[Data entries]

════════════════

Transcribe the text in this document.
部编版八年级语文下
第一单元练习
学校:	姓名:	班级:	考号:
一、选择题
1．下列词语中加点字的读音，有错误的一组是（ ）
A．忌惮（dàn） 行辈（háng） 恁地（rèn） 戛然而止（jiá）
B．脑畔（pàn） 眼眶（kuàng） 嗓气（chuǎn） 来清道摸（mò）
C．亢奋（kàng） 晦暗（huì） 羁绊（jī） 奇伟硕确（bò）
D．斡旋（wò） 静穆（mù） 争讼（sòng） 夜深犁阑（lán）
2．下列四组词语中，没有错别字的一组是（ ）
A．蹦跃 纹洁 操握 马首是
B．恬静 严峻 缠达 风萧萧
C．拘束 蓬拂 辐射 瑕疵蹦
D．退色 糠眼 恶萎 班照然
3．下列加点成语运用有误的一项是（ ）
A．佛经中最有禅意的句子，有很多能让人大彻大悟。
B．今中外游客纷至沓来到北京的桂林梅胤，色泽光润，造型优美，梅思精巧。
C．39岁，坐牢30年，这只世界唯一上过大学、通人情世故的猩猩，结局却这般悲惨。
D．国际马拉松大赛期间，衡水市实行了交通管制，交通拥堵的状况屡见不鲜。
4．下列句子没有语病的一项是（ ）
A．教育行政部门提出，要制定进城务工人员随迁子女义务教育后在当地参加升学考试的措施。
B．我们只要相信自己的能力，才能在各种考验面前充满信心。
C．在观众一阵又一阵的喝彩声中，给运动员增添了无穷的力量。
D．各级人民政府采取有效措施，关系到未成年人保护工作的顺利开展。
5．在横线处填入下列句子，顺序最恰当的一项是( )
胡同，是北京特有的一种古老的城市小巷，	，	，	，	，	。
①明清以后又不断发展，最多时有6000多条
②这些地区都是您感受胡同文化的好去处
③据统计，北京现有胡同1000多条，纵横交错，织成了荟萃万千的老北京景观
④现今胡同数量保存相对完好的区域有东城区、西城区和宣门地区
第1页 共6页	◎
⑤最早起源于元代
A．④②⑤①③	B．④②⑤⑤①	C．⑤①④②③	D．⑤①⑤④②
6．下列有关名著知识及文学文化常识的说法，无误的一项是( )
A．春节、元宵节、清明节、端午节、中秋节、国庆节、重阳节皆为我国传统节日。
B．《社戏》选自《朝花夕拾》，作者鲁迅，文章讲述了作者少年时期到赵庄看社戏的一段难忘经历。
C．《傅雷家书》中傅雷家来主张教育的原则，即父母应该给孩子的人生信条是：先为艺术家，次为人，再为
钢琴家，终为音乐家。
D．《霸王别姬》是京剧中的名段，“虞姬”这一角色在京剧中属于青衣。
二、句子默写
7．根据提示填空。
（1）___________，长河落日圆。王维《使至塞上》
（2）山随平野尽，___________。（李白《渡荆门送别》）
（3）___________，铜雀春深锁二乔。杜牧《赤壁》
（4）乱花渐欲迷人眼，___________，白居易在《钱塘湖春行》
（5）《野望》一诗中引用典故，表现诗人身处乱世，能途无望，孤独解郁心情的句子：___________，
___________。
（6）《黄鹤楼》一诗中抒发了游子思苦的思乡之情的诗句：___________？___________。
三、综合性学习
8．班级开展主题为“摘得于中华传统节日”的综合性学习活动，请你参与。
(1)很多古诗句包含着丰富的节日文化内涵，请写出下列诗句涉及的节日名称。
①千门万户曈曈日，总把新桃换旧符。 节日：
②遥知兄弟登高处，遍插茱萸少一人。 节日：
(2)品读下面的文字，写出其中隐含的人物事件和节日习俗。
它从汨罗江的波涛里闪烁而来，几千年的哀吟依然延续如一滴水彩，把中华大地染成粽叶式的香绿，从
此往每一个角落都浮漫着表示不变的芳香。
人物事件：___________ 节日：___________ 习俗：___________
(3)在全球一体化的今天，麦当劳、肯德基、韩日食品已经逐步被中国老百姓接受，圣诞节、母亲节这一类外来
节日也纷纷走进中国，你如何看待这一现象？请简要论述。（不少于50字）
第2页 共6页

════════════════

**AIM**
Please quote the records above exactly, without skipping a line.

**THE COMPLETED TASK**
Transcribe the text in this document.
部编版八年级语文下
第一单元练习
学校:	姓名:	班级:	考号:
一、选择题
1．下列词语中加点字的读音，有错误的一组是（ ）
A．忌惮（dàn） 行辈（háng） 恁地（rèn） 戛然而止（jiá）
B．脑畔（pàn） 眼眶（kuàng） 嗓气（chuǎn） 来清道摸（mò）
C．亢奋（kàng） 晦暗（huì） 羁绊（jī） 奇伟硕确（bò）
D．斡旋（wò） 静穆（mù） 争讼（sòng） 夜深犁阑（lán）
2．下列四组词语中，没有错别字的一组是（ ）
A．蹦跃 纹洁 操握 马首是
B．恬静 严峻 缠达 风萧萧
C．拘束 蓬拂 辐射 瑕疵蹦
D．退色 糠眼 恶萎 班照然
3．下列加点成语运用有误的一项是（ ）
A．佛经中最有禅意的句子，有很多能让人大彻大悟。
B．今中外游客纷至沓来到北京的桂林梅胤，色泽光润，造型优美，梅思精巧。
C．39岁，坐牢30年，这只世界唯一上过大学、通人情世故的猩猩，结局却这般悲惨。
D．国际马拉松大赛期间，衡水市实行了交通管制，交通拥堵的状况屡见不鲜。
4．下列句子没有语病的一项是（ ）
A．教育行政部门提出，要制定进城务工人员随迁子女义务教育后在当地参加升学考试的措施。
B．我们只要相信自己的能力，才能在各种考验面前充满信心。
C．在观众一阵又一阵的喝彩声中，给运动员增添了无穷的力量。
D．各级人民政府采取有效措施，关系到未成年人保护工作的顺利开展。
5．在横线处填入下列句子，顺序最恰当的一项是( )
胡同，是北京特有的一种古老的城市小巷，	，	，	，	，	。
①明清以后又不断发展，最多时有6000多条
②这些地区都是您感受胡同文化的好去处
③据统计，北京现有胡同1000多条，纵横交错，织成了荟萃万千的老北京景观
④现今胡同数量保存相对完好的区域有东城区、西城区和宣门地区
第1页 共6页	◎
⑤最早起源于元代
A．④②⑤①③	B．④②⑤⑤①	C．⑤①④②③	D．⑤①⑤④②
6．下列有关名著知识及文学文化常识的说法，无误的一项是( )
A．春节、元宵节、清明节、端午节、中秋节、国庆节、重阳节皆为我国传统节日。
B．《社戏》选自《朝花夕拾》，作者鲁迅，文章讲述了作者少年时期到赵庄看社戏的一段难忘经历。
C．《傅雷家书》中傅雷家来主张教育的原则，即父母应该给孩子的人生信条是：先为艺术家，次为人，再为
钢琴家，终为音乐家。
D．《霸王别姬》是京剧中的名段，“虞姬”这一角色在京剧中属于青衣。
二、句子默写
7．根据提示填空。
（1）___________，长河落日圆。王维《使至塞上》
（2）山随平野尽，___________。（李白《渡荆门送别》）
（3）___________，铜雀春深锁二乔。杜牧《赤壁》
（4）乱花渐欲迷人眼，___________，白居易在《钱塘湖春行》
（5）《野望》一诗中引用典故，表现诗人身处乱世，能途无望，孤独解郁心情的句子：___________，
___________。
（6）《黄鹤楼》一诗中抒发了游子思苦的思乡之情的诗句：___________？___________。
三、综合性学习
8．班级开展主题为“摘得于中华传统节日”的综合性学习活动，请你参与。
(1)很多古诗句包含着丰富的节日文化内涵，请写出下列诗句涉及的节日名称。
①千门万户曈曈日，总把新桃换旧符。 节日：
②遥知兄弟登高处，遍插茱萸少一人。 节日：
(2)品读下面的文字，写出其中隐含的人物事件和节日习俗。
它从汨罗江的波涛里闪烁而来，几千年的哀吟依然延续如一滴水彩，把中华大地染成粽叶式的香绿，从
此往每一个角落都浮漫着表示不变的芳香。
人物事件：___________ 节日：___________ 习俗：___________
(3)在全球一体化的今天，麦当劳、肯德基、韩日食品已经逐步被中国老百姓接受，圣诞节、母亲节这一类外来
节日也纷纷走进中国，你如何看待这一现象？请简要论述。（不少于50字）
第2页 共6页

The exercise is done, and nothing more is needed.